- [Lesetext]:
>>

Commerzbank mit kräftiger Ertragsverbesserung im 1. Quartal 2001

Nach der ungünstigen Entwicklung im 4. Quartal 2000 hat der Commerzbank-Konzern im 1. Quartal 2001 eine deutliche Ertragswende geschafft: Das Ergebnis vor Steuern erreichte 309 Mio Euro und der Gewinn nach Abzug von Steuern und konzernfremden Gesellschaftern zustehenden Erträgen 168 Mio Euro. Im Vergleich zum 1. Quartal 2000, dem börsenbedingt bis dahin besten Quartalsergebnis, entspricht dies einem Rückgang von jeweils rund der Hälfte.

Einen starken, volumensbedingten Anstieg (Konzernbilanzsumme gegenüber Ende 2000 +7,2% auf 493 Mrd Euro) zeigte im 1. Quartal der Zinsüberschuss (+19,6%). Dagegen reichten Provisionsüberschuss und Handelsergebnis auf Grund der schwachen Umsatztätigkeit an den Aktienbörsen nicht an die Vorjahreszahlen heran. Der Verwaltungsaufwand weist zwar nochmals eine hohe Zuwachsrate (+19,4%) auf, absolut war er aber um 12% niedriger als im Vorquartal. Der Gewinn je Aktie betrug 0,32 Euro (nach 0,71 Euro vor einem Jahr). Der Vorstand ist zuversichtlich, die Ertragskraft der Bank in den nächsten Monaten weiter stärken zu können.

Wichtige G + V-Positionen im 1. Quartal 2001 (1. Qu. 2000) in Mio Euro:

Zinsüberschuss:905 (757)+ 19,6%
Risikovorsorge:152 (141)+ 7,8%
Provisionsüberschuss:613 (751)- 18,4%
Handelsergebnis:300 (360)- 16,7%
Finanzanlageergebnis:129 (67)+ 92,5%
Verwaltungsaufwand:1430 (1198)+ 19,4%
Ergebnis vor Steuern:309 (598)- 48,3%
Ertragsteuern:116 (217)- 46,5%
Gewinn:168 (364)- 53,8%

Der komplette Zwischenbericht steht im Internet zur Verfügung.

<<

- [Deine Aufgaben]:
1) Welche G + V-Positionen in der Tabelle des Lesetexts sind im 1. Quartal 2001 gegenüber dem 1. Quartal 2000 gestiegen? Nenne jede mit ihrer prozentualen Veränderung.
2) Fasse den Absatz des Lesetexts, der mit „Einen starken, volumensbedingten Anstieg“ beginnt, als Stichpunktliste zusammen und behalte die wichtigsten Fakten bei.

- [Extrahierte Daten]:
>>

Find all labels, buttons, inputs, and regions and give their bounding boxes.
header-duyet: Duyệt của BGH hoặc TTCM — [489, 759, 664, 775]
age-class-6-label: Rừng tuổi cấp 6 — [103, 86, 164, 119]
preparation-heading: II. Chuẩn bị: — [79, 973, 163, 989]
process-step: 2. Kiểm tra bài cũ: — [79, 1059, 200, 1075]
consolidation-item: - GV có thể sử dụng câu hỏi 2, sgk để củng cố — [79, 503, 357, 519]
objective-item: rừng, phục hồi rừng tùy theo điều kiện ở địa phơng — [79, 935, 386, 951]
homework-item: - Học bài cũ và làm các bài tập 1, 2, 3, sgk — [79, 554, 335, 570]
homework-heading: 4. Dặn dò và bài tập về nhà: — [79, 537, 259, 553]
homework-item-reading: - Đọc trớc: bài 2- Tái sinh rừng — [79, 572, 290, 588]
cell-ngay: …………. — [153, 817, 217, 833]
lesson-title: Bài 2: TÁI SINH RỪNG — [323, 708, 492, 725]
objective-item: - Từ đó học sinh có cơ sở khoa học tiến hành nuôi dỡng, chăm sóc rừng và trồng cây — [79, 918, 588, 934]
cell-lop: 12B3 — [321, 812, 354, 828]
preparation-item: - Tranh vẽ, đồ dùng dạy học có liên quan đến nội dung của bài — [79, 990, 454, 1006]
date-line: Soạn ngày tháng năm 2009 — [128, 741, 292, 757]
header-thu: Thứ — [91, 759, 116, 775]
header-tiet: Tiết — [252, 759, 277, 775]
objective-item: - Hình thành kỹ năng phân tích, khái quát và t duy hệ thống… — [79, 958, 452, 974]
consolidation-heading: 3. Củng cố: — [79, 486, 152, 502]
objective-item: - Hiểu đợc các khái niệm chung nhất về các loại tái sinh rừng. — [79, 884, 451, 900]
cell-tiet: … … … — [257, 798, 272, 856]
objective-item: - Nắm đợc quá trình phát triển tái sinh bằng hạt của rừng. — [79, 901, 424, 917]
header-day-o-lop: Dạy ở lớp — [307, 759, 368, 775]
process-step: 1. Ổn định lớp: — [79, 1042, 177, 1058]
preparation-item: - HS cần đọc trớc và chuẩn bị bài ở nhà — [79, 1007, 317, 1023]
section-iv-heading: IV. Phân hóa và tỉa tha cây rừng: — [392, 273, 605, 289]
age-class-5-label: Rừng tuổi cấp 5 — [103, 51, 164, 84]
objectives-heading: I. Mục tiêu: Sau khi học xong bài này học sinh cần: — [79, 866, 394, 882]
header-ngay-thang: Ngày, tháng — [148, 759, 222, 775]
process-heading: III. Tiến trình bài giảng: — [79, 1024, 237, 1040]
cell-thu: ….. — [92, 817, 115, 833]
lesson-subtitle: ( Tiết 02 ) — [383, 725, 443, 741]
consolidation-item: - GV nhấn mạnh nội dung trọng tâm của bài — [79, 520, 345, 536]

<<

- [Deine Antworten]:
1)
- Zinsüberschuss: + 19,6 %
- Risikovorsorge: + 7,8 %
- Finanzanlageergebnis: + 92,5 %
- Verwaltungsaufwand: + 19,4 %

2)
- Zinsüberschuss: + 19,6 %, volumensbedingt (Konzernbilanzsumme gegenüber Ende 2000 + 7,2 % auf 493 Mrd Euro)
- Provisionsüberschuss und Handelsergebnis: unter den Vorjahreszahlen wegen schwacher Umsatztätigkeit an den Aktienbörsen
- Verwaltungsaufwand: + 19,4 %, absolut aber 12 % niedriger als im Vorquartal
- Gewinn je Aktie: 0,32 Euro (Vorjahr 0,71 Euro)
- Vorstand: zuversichtlich, die Ertragskraft in den nächsten Monaten weiter zu stärken